* Data section

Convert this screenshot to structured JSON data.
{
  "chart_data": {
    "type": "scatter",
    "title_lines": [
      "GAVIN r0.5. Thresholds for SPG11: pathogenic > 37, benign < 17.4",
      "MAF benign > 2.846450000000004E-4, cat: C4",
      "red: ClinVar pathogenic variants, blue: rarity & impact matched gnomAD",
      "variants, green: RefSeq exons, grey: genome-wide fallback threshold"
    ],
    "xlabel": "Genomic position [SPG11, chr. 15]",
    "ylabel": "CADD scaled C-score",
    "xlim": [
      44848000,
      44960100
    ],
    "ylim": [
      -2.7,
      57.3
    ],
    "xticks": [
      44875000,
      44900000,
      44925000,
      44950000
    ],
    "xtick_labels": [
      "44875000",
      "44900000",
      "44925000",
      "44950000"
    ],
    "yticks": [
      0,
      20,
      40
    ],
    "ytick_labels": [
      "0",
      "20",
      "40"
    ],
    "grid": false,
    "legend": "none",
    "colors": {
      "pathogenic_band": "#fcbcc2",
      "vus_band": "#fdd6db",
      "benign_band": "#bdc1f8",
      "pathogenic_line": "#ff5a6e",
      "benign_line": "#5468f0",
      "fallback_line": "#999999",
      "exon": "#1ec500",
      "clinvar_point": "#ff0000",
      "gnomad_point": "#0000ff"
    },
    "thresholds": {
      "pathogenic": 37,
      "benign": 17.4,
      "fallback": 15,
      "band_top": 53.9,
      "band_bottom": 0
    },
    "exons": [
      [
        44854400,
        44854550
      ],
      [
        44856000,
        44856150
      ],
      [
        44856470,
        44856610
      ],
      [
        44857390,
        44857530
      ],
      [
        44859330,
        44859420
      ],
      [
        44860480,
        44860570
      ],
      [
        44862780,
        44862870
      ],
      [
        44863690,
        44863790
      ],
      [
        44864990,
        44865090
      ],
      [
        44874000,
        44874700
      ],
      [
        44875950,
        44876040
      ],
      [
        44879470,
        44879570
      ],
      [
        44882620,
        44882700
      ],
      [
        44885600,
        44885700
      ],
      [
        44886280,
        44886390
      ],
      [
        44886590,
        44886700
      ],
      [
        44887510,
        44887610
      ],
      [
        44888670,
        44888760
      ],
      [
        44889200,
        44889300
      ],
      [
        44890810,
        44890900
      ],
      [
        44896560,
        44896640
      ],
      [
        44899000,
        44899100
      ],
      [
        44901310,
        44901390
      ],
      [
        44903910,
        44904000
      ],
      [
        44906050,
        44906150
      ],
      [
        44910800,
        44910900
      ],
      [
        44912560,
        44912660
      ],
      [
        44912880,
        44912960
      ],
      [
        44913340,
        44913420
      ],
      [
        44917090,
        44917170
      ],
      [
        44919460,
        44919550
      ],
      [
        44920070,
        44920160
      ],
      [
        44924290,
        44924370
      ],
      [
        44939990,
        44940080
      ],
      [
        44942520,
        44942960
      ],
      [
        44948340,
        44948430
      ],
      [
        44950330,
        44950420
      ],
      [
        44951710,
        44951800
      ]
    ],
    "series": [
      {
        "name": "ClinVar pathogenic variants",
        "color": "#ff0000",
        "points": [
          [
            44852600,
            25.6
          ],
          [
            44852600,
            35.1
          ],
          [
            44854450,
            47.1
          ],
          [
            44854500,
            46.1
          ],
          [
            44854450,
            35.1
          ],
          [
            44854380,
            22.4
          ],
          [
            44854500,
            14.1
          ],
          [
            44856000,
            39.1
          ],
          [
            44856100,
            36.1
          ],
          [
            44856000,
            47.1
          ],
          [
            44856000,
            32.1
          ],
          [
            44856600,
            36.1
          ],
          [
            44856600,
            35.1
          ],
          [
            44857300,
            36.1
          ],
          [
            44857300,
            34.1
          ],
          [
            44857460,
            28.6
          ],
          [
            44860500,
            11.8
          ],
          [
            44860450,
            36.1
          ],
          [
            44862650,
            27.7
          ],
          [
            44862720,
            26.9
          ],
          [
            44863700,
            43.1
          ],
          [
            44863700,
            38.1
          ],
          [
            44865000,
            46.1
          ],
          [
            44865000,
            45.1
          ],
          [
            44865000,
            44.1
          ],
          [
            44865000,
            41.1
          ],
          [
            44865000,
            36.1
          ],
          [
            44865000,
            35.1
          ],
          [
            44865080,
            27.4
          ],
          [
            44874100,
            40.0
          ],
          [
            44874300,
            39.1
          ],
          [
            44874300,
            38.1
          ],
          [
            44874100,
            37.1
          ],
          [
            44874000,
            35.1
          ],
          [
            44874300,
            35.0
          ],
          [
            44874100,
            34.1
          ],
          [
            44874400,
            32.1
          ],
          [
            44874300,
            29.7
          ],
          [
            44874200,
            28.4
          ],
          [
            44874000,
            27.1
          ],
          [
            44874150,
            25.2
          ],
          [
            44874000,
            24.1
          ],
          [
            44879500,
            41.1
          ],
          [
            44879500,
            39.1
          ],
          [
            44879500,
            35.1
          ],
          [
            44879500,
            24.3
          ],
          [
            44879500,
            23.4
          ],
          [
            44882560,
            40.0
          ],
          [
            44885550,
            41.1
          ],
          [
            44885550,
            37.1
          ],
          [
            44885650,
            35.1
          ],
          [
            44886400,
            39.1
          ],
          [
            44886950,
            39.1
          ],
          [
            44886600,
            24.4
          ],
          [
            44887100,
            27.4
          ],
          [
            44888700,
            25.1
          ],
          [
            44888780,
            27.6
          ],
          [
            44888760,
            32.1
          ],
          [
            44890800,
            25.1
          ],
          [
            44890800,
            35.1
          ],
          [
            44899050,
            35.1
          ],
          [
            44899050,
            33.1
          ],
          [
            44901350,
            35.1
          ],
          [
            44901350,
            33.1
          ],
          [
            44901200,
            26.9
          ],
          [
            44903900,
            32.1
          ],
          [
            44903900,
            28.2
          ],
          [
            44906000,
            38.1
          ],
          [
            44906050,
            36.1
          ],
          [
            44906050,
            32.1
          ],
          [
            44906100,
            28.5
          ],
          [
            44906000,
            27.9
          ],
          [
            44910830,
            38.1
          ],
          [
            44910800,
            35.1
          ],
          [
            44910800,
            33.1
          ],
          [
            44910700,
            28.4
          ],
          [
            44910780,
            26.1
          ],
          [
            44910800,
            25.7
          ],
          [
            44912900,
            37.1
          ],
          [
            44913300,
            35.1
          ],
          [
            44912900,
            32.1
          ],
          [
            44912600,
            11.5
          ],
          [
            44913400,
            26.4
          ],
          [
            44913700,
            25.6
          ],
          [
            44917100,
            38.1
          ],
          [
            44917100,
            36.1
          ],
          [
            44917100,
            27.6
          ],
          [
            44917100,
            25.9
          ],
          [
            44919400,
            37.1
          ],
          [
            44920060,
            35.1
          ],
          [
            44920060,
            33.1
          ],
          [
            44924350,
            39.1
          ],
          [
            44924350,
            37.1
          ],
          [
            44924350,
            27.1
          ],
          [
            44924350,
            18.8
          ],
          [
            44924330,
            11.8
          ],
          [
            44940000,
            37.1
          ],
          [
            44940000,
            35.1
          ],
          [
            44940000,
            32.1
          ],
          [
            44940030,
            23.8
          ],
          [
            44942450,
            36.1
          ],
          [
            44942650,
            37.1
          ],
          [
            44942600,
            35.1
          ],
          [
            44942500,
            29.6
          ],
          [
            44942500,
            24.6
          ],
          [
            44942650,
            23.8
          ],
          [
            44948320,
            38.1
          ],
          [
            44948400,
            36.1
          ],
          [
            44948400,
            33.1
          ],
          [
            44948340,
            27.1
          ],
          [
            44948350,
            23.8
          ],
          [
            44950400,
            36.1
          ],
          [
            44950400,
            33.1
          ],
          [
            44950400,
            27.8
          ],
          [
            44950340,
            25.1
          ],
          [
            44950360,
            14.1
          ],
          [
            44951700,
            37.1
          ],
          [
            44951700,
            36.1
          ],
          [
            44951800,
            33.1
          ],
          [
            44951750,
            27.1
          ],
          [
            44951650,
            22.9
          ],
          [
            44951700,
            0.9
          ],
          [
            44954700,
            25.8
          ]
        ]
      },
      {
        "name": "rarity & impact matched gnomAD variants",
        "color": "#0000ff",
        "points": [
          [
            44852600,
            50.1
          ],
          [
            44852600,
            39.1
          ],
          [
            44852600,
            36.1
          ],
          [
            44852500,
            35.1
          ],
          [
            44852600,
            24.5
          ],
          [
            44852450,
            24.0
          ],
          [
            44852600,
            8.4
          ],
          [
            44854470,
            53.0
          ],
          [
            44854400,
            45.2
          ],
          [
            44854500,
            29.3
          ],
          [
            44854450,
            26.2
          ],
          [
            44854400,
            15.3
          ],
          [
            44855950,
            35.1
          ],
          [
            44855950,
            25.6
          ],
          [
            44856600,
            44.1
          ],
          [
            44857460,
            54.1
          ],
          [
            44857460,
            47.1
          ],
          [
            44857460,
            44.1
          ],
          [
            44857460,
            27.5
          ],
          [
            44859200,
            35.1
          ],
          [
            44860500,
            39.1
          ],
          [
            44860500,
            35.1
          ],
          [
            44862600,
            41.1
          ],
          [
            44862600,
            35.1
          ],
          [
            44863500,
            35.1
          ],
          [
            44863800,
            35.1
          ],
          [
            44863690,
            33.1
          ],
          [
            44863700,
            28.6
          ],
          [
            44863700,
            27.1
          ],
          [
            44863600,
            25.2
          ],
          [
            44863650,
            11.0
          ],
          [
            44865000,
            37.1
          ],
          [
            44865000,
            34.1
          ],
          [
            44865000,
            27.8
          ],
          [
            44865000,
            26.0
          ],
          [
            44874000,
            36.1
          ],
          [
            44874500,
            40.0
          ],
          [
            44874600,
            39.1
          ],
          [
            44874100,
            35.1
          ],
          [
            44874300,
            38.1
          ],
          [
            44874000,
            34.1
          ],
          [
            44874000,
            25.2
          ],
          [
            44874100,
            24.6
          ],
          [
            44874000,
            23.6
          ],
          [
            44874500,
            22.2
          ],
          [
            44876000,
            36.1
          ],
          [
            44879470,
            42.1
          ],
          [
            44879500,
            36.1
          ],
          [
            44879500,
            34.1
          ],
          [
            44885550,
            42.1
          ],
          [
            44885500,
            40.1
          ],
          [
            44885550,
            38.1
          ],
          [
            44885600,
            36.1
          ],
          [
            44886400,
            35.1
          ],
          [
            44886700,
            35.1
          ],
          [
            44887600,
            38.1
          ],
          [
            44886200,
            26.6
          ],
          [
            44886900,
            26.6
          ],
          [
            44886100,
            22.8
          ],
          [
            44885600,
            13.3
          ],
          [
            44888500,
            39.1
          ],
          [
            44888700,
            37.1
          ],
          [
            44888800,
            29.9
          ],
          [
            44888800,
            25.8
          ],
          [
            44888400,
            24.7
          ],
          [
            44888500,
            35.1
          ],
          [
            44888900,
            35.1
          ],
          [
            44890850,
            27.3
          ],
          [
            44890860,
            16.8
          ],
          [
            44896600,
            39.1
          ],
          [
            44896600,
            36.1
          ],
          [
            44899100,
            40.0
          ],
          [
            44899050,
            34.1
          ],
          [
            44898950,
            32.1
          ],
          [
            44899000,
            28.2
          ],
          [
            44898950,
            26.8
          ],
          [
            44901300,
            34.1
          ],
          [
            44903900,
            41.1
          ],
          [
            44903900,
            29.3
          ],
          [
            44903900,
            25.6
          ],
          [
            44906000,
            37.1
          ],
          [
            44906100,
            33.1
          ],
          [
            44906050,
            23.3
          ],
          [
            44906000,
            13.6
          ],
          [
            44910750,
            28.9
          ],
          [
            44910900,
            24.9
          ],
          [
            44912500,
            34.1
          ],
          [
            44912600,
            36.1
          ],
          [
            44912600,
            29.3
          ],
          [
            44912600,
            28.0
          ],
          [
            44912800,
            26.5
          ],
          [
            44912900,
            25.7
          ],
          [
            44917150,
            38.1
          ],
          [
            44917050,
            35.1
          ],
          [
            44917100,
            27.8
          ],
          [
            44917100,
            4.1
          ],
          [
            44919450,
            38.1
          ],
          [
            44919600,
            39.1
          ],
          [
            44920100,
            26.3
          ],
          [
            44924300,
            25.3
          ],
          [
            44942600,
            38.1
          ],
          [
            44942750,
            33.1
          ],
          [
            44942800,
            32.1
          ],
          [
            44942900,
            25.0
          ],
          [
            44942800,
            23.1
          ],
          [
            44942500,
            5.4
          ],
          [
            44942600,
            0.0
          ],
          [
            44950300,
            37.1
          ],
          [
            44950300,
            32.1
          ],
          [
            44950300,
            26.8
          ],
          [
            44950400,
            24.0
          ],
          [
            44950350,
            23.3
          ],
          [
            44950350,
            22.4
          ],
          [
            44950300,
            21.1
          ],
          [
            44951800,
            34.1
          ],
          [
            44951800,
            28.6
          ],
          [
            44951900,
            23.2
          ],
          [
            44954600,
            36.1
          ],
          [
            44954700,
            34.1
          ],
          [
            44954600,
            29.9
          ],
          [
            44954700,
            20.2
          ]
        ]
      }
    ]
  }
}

* Exercise directions
Which lines in the listing above include the string "exons"? Copy each of them.

* Answer to this exercise
      "variants, green: RefSeq exons, grey: genome-wide fallback threshold"
    "exons": [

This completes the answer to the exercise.